- **WHAT THE EXERCISE ASKS**
What lines of the data hold the string "structured"? Pull each one out.

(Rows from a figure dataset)
○ ○ ○ ○

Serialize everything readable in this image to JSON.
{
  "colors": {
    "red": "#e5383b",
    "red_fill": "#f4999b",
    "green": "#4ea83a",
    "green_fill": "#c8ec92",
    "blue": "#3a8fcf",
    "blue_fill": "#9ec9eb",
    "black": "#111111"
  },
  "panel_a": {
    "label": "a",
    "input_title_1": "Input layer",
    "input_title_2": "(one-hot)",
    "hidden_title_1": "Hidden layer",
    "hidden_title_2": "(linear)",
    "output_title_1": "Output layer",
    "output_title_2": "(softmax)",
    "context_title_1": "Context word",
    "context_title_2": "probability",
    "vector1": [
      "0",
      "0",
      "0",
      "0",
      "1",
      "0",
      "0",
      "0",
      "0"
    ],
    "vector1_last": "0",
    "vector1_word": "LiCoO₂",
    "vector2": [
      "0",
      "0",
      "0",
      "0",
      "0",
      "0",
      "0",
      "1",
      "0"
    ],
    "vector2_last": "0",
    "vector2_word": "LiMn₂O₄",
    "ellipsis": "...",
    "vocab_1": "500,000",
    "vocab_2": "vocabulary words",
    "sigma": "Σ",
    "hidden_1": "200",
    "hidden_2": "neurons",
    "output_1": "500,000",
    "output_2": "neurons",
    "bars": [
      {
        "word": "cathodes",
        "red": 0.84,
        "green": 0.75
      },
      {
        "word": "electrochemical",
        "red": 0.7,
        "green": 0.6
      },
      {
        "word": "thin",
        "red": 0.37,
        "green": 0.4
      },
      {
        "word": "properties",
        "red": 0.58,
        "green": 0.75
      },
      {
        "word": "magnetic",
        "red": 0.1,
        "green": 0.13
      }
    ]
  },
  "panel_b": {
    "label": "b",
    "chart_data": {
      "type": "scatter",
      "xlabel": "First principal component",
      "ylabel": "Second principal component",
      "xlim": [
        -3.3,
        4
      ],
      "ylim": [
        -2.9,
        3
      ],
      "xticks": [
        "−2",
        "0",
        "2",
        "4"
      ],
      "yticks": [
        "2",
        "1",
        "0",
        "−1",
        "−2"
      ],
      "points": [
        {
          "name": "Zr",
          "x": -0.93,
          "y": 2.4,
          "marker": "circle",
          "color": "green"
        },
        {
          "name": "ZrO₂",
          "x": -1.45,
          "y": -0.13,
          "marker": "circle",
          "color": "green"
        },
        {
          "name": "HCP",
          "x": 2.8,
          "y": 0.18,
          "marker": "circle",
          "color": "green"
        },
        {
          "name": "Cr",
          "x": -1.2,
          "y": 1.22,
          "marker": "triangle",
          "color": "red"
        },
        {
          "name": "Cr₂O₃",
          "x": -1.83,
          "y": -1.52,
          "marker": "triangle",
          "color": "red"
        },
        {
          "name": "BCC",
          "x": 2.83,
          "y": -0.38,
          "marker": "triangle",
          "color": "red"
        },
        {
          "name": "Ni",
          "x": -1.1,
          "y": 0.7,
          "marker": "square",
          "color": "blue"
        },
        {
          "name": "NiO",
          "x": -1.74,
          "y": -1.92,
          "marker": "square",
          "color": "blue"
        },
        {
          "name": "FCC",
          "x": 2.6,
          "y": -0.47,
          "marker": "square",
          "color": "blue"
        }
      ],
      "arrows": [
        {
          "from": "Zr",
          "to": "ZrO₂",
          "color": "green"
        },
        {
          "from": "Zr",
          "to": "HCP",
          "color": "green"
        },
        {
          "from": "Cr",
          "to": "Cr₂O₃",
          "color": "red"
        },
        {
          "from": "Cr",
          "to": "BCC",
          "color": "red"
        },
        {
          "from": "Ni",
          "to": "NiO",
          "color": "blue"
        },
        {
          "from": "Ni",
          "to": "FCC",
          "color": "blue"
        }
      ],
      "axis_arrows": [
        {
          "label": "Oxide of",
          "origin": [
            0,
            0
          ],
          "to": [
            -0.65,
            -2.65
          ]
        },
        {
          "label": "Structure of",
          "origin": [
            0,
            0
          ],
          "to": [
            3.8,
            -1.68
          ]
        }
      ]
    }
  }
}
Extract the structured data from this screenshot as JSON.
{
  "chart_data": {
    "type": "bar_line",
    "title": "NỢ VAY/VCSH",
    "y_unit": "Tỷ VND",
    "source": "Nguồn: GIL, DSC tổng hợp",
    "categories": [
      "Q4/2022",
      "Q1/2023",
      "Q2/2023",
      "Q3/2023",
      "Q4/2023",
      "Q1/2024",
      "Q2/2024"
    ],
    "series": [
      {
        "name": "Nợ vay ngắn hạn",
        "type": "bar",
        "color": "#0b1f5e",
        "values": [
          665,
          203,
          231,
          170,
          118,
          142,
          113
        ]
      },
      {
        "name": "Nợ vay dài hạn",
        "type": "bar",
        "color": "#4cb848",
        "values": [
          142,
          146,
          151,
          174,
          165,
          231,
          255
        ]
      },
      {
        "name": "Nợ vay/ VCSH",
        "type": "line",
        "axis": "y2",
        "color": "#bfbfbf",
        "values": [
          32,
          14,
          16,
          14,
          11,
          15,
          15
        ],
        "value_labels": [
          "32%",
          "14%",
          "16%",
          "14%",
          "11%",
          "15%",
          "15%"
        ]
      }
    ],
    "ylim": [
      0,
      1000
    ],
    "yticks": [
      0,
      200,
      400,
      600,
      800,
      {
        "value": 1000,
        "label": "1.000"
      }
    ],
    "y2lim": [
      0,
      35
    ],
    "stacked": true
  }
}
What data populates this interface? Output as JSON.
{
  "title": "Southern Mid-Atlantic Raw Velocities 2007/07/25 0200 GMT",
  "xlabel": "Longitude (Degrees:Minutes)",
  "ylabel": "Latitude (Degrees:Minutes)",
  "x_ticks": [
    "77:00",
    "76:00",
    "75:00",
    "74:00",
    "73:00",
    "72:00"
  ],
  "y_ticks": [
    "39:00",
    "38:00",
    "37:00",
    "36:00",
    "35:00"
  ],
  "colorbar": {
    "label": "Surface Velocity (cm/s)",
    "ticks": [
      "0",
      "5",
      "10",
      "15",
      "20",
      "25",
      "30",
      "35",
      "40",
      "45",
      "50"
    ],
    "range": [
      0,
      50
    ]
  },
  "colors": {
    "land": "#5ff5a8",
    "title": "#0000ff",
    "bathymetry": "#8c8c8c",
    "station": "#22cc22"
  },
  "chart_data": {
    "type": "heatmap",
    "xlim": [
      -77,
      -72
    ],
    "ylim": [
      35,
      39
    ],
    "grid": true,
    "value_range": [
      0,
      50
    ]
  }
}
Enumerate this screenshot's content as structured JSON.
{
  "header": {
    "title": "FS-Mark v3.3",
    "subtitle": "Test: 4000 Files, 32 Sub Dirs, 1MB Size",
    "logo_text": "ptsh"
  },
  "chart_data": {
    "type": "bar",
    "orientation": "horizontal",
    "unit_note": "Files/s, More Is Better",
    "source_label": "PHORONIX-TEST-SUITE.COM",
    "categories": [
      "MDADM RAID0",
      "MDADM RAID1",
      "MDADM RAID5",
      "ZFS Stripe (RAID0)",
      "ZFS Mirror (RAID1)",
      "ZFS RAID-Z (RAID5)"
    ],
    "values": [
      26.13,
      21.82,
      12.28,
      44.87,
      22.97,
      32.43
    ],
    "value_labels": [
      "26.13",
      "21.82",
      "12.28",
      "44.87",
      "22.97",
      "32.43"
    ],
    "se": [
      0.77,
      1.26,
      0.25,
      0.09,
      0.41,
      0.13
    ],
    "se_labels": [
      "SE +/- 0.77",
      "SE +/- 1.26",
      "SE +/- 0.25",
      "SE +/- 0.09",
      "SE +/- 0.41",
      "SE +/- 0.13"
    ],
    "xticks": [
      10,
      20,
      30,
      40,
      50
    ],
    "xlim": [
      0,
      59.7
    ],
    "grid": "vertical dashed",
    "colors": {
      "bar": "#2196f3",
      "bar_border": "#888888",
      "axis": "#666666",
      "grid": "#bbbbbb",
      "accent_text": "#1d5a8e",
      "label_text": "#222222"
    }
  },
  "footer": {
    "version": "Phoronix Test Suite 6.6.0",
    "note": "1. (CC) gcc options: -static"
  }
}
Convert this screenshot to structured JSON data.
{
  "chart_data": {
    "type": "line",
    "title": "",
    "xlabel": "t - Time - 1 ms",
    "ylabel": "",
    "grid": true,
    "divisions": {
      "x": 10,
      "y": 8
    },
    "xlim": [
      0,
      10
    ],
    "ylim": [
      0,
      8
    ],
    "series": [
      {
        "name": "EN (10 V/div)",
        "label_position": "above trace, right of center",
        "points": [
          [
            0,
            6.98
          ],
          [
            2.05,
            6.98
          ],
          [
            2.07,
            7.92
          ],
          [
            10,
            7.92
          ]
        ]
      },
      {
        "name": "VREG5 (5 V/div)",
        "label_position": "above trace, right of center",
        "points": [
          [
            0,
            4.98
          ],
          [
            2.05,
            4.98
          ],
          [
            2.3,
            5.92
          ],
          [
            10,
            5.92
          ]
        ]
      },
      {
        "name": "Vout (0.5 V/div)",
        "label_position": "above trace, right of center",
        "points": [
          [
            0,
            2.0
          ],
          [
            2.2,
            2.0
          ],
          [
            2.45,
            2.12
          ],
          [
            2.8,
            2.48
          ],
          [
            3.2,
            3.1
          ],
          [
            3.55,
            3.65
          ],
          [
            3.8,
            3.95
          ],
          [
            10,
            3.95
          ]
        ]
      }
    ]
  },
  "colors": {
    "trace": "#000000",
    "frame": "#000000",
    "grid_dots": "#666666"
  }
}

○ ○ ○ ○

- **ANSWER TO THIS TASK**
Extract the structured data from this screenshot as JSON.
Enumerate this screenshot's content as structured JSON.
Convert this screenshot to structured JSON data.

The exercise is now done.